Mergers of Irrotational Neutron Star Binaries in Conformally Flat Gravity

TL;DR

This paper introduces a new relativistic hydrodynamics code using conformally flat gravity to simulate neutron star mergers, confirming stability of quasi-equilibrium configurations and matching gravitational wave signals with theoretical estimates.

Contribution

The paper presents the first implementation of a conformally flat gravity code with SPH for neutron star mergers, demonstrating accurate simulation of merger dynamics and gravitational wave signals.

Findings

Quasi-equilibrium neutron star binaries can remain stable up to cusp formation.

Mass loss during merger is highly suppressed by relativistic effects.

Gravitational wave spectra match quasi-equilibrium estimates, deviating below 1 kHz.

Document layout analysis data
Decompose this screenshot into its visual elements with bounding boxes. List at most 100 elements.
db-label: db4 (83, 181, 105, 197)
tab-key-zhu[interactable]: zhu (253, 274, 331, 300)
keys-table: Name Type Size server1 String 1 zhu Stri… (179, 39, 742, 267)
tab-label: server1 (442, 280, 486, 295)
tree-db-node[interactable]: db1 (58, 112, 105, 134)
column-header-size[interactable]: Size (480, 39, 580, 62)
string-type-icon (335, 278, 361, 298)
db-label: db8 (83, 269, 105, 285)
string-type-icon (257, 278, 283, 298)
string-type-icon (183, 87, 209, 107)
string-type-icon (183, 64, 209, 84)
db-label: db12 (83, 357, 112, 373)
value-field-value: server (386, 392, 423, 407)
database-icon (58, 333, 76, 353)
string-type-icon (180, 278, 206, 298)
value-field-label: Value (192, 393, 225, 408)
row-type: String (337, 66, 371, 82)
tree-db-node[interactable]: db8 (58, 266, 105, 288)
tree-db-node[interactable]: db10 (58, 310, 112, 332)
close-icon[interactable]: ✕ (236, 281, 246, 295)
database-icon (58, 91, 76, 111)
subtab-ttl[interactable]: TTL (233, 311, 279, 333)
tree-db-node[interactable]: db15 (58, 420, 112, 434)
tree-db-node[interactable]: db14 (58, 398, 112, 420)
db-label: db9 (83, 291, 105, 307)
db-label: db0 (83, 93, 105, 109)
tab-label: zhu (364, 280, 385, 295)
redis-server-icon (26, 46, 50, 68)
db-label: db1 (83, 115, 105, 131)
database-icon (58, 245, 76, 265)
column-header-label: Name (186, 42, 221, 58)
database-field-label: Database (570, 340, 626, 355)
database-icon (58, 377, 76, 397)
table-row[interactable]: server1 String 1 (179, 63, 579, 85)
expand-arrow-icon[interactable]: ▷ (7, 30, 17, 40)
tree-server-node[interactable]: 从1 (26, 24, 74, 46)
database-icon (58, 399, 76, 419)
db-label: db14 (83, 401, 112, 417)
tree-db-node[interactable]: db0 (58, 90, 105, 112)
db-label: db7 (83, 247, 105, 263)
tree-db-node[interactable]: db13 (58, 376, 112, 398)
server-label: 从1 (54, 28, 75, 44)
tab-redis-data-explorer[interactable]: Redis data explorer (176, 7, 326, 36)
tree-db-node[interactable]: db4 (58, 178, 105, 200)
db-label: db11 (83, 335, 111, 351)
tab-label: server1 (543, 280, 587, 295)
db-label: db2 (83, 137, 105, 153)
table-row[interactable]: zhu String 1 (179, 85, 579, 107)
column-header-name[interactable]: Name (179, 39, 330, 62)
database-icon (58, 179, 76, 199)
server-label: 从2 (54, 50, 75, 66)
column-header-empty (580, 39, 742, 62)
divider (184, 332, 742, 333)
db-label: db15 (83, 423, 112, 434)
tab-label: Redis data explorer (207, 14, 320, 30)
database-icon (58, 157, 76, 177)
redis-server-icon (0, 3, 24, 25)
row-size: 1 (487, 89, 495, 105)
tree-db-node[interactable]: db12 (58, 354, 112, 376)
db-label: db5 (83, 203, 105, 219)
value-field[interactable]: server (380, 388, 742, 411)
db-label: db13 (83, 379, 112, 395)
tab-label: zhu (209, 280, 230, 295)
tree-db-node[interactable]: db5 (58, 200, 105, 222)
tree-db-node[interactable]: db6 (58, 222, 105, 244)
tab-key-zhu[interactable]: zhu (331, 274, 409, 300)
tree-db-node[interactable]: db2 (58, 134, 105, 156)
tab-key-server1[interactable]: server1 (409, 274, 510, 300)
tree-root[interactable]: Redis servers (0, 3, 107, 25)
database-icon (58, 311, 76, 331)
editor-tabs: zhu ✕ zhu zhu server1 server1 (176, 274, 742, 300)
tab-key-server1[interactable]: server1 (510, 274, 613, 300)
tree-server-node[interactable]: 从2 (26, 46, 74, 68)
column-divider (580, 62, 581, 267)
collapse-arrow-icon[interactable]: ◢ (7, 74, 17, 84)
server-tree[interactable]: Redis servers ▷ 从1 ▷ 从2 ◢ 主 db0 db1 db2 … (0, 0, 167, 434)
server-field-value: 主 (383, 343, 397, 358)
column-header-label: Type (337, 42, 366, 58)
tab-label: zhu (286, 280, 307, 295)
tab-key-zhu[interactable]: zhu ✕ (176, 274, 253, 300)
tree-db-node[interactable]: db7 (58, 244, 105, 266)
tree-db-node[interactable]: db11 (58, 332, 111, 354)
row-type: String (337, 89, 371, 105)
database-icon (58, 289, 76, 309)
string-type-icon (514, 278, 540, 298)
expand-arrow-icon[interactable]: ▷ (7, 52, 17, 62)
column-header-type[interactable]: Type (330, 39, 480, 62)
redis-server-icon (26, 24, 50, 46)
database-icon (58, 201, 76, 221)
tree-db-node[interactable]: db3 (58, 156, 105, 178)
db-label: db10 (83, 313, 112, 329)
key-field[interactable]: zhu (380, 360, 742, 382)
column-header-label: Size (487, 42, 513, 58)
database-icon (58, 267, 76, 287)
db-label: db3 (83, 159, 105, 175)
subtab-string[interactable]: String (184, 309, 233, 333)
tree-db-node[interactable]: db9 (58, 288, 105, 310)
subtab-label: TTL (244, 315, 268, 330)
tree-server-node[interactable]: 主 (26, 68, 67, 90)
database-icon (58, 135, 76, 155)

# Work order A:
Return everything in the neutron star merger summary from "Quasi-equilibrium neutron star" down to "below 1 kHz.".
# Work order B:
Answer these questions using the neutron star merger summary:
(i) Which method does the new code pair with conformally flat gravity?
(ii) Up to what point can quasi-equilibrium neutron star binaries remain stable?
(iii) Below what frequency do the gravitational wave spectra deviate from quasi-equilibrium estimates?
# Work order C:
Extend the neutron star merger summary from the point where it ends.

# Exercise answer A:
Quasi-equilibrium neutron star binaries can remain stable up to cusp formation.

Mass loss during merger is highly suppressed by relativistic effects.

Gravitational wave spectra match quasi-equilibrium estimates, deviating below 1 kHz.

# Exercise answer B:
(i) SPH
(ii) Up to cusp formation
(iii) 1 kHz

# Exercise answer C:
Abstract

We present the first results from our new general relativistic, Lagrangian hydrodynamics code, which treats gravity in the conformally flat (CF) limit. The evolution of fluid configurations is described using smoothed particle hydrodynamics (SPH), and the elliptic field equations of the CF formalism are solved using spectral methodsin spherical coordinates. The code was tested on models for which the CF limit is exact, finding good agreement with the classical Oppenheimer-Volkov solution for a relativistic static spherical star as well as the exact semi-analytic solution for a collapsing spherical dust cloud. By computing the evolution of quasi-equilibrium neutron star binary configurations in the absence of gravitational radiation backreaction, we have confirmed that these configurations can remain dynamically stable all the way to the development of a cusp. With an approximate treatment of radiation reaction, we have calculated the complete merger of an irrotational binary configuration from the innermost point on an equilibrium sequence through merger and remnant formation and ringdown, finding good agreement withprevious relativistic calculations. In particular, we find that mass loss is highly suppressed by relativistic effects, but that, for a reasonably stiff neutron star equation of state, the remnant is initially stable against gravitational collapse because of its strong differential rotation. The gravity wave signal derived from our numerical calculation has an energy spectrum which matches extremely well with estimates based solely on quasi-equilibrium results, deviating from the Newtonian power-law form at frequencies below 1 kHz, i.e., within the reach of advanced interferometric detectors.